§ **Data provided**:
<<<<

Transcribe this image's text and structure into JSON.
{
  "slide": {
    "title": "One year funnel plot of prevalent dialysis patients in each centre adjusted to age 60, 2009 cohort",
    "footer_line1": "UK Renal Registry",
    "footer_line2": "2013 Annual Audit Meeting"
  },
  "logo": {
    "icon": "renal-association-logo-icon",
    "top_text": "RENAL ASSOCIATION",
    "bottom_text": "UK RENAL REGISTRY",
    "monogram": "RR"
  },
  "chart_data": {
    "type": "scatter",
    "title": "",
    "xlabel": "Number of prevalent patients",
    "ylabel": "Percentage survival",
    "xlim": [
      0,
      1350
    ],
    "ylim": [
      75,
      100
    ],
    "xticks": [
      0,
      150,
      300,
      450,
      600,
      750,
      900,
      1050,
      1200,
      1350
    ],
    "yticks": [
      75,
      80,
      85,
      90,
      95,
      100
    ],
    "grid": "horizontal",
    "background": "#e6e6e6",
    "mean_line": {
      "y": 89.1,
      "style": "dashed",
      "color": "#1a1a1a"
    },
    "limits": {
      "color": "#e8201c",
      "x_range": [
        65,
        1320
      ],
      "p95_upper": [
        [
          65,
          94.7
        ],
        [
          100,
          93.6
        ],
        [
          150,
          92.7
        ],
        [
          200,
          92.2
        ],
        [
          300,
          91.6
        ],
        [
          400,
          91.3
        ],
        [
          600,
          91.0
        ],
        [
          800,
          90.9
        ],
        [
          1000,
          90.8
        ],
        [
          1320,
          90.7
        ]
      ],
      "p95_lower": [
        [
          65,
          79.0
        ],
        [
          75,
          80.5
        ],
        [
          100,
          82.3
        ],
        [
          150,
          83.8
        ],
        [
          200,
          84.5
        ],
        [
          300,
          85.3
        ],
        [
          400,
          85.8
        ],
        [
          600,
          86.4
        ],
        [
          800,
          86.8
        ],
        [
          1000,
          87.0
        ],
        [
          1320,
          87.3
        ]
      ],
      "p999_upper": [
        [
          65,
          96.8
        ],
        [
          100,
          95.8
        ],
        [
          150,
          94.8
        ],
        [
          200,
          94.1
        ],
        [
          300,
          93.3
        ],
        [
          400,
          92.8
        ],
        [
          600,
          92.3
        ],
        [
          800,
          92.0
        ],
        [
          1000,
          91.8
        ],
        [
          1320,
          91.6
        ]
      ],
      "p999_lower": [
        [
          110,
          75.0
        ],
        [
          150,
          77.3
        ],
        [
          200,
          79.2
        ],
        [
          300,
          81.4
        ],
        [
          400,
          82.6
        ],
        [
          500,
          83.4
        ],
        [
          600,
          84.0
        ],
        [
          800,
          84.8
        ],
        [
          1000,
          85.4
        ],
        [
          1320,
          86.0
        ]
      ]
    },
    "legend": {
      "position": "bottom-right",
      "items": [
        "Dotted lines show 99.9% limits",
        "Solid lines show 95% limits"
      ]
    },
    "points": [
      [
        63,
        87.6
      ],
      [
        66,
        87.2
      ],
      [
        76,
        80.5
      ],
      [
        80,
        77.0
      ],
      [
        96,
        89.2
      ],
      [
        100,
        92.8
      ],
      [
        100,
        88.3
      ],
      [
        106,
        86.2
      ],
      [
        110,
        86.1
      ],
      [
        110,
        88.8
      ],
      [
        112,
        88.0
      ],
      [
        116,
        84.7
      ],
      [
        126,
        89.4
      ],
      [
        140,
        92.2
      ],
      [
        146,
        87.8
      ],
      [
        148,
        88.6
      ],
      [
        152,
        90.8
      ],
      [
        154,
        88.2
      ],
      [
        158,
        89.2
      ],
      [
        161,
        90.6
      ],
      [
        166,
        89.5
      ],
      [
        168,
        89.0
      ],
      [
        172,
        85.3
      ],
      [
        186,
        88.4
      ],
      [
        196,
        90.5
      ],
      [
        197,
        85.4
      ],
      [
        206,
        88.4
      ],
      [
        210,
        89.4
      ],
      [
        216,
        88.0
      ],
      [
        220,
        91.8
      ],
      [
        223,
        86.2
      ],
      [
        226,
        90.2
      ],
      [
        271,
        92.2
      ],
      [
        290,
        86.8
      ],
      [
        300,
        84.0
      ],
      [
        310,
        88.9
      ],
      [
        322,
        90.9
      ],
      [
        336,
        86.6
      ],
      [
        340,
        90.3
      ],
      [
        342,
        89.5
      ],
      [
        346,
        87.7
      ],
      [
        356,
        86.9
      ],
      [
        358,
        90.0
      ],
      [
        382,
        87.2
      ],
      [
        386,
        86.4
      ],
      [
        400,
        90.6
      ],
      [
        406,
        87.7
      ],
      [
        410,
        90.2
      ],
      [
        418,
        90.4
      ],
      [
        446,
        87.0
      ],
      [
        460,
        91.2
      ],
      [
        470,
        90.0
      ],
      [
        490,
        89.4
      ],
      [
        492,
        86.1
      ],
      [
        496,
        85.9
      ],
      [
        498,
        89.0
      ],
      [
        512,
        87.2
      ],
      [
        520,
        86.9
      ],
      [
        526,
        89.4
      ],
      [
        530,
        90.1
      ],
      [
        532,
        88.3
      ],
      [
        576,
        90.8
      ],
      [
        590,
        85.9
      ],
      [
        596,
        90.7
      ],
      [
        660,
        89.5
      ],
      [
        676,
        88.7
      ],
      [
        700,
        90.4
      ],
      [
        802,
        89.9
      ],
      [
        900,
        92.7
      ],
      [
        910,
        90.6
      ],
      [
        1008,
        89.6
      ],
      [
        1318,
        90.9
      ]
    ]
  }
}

>>>>

§ **Instructions for the task**: Give every part of the material again, exactly as written.

§ **Your response**:
Transcribe this image's text and structure into JSON.
{
  "slide": {
    "title": "One year funnel plot of prevalent dialysis patients in each centre adjusted to age 60, 2009 cohort",
    "footer_line1": "UK Renal Registry",
    "footer_line2": "2013 Annual Audit Meeting"
  },
  "logo": {
    "icon": "renal-association-logo-icon",
    "top_text": "RENAL ASSOCIATION",
    "bottom_text": "UK RENAL REGISTRY",
    "monogram": "RR"
  },
  "chart_data": {
    "type": "scatter",
    "title": "",
    "xlabel": "Number of prevalent patients",
    "ylabel": "Percentage survival",
    "xlim": [
      0,
      1350
    ],
    "ylim": [
      75,
      100
    ],
    "xticks": [
      0,
      150,
      300,
      450,
      600,
      750,
      900,
      1050,
      1200,
      1350
    ],
    "yticks": [
      75,
      80,
      85,
      90,
      95,
      100
    ],
    "grid": "horizontal",
    "background": "#e6e6e6",
    "mean_line": {
      "y": 89.1,
      "style": "dashed",
      "color": "#1a1a1a"
    },
    "limits": {
      "color": "#e8201c",
      "x_range": [
        65,
        1320
      ],
      "p95_upper": [
        [
          65,
          94.7
        ],
        [
          100,
          93.6
        ],
        [
          150,
          92.7
        ],
        [
          200,
          92.2
        ],
        [
          300,
          91.6
        ],
        [
          400,
          91.3
        ],
        [
          600,
          91.0
        ],
        [
          800,
          90.9
        ],
        [
          1000,
          90.8
        ],
        [
          1320,
          90.7
        ]
      ],
      "p95_lower": [
        [
          65,
          79.0
        ],
        [
          75,
          80.5
        ],
        [
          100,
          82.3
        ],
        [
          150,
          83.8
        ],
        [
          200,
          84.5
        ],
        [
          300,
          85.3
        ],
        [
          400,
          85.8
        ],
        [
          600,
          86.4
        ],
        [
          800,
          86.8
        ],
        [
          1000,
          87.0
        ],
        [
          1320,
          87.3
        ]
      ],
      "p999_upper": [
        [
          65,
          96.8
        ],
        [
          100,
          95.8
        ],
        [
          150,
          94.8
        ],
        [
          200,
          94.1
        ],
        [
          300,
          93.3
        ],
        [
          400,
          92.8
        ],
        [
          600,
          92.3
        ],
        [
          800,
          92.0
        ],
        [
          1000,
          91.8
        ],
        [
          1320,
          91.6
        ]
      ],
      "p999_lower": [
        [
          110,
          75.0
        ],
        [
          150,
          77.3
        ],
        [
          200,
          79.2
        ],
        [
          300,
          81.4
        ],
        [
          400,
          82.6
        ],
        [
          500,
          83.4
        ],
        [
          600,
          84.0
        ],
        [
          800,
          84.8
        ],
        [
          1000,
          85.4
        ],
        [
          1320,
          86.0
        ]
      ]
    },
    "legend": {
      "position": "bottom-right",
      "items": [
        "Dotted lines show 99.9% limits",
        "Solid lines show 95% limits"
      ]
    },
    "points": [
      [
        63,
        87.6
      ],
      [
        66,
        87.2
      ],
      [
        76,
        80.5
      ],
      [
        80,
        77.0
      ],
      [
        96,
        89.2
      ],
      [
        100,
        92.8
      ],
      [
        100,
        88.3
      ],
      [
        106,
        86.2
      ],
      [
        110,
        86.1
      ],
      [
        110,
        88.8
      ],
      [
        112,
        88.0
      ],
      [
        116,
        84.7
      ],
      [
        126,
        89.4
      ],
      [
        140,
        92.2
      ],
      [
        146,
        87.8
      ],
      [
        148,
        88.6
      ],
      [
        152,
        90.8
      ],
      [
        154,
        88.2
      ],
      [
        158,
        89.2
      ],
      [
        161,
        90.6
      ],
      [
        166,
        89.5
      ],
      [
        168,
        89.0
      ],
      [
        172,
        85.3
      ],
      [
        186,
        88.4
      ],
      [
        196,
        90.5
      ],
      [
        197,
        85.4
      ],
      [
        206,
        88.4
      ],
      [
        210,
        89.4
      ],
      [
        216,
        88.0
      ],
      [
        220,
        91.8
      ],
      [
        223,
        86.2
      ],
      [
        226,
        90.2
      ],
      [
        271,
        92.2
      ],
      [
        290,
        86.8
      ],
      [
        300,
        84.0
      ],
      [
        310,
        88.9
      ],
      [
        322,
        90.9
      ],
      [
        336,
        86.6
      ],
      [
        340,
        90.3
      ],
      [
        342,
        89.5
      ],
      [
        346,
        87.7
      ],
      [
        356,
        86.9
      ],
      [
        358,
        90.0
      ],
      [
        382,
        87.2
      ],
      [
        386,
        86.4
      ],
      [
        400,
        90.6
      ],
      [
        406,
        87.7
      ],
      [
        410,
        90.2
      ],
      [
        418,
        90.4
      ],
      [
        446,
        87.0
      ],
      [
        460,
        91.2
      ],
      [
        470,
        90.0
      ],
      [
        490,
        89.4
      ],
      [
        492,
        86.1
      ],
      [
        496,
        85.9
      ],
      [
        498,
        89.0
      ],
      [
        512,
        87.2
      ],
      [
        520,
        86.9
      ],
      [
        526,
        89.4
      ],
      [
        530,
        90.1
      ],
      [
        532,
        88.3
      ],
      [
        576,
        90.8
      ],
      [
        590,
        85.9
      ],
      [
        596,
        90.7
      ],
      [
        660,
        89.5
      ],
      [
        676,
        88.7
      ],
      [
        700,
        90.4
      ],
      [
        802,
        89.9
      ],
      [
        900,
        92.7
      ],
      [
        910,
        90.6
      ],
      [
        1008,
        89.6
      ],
      [
        1318,
        90.9
      ]
    ]
  }
}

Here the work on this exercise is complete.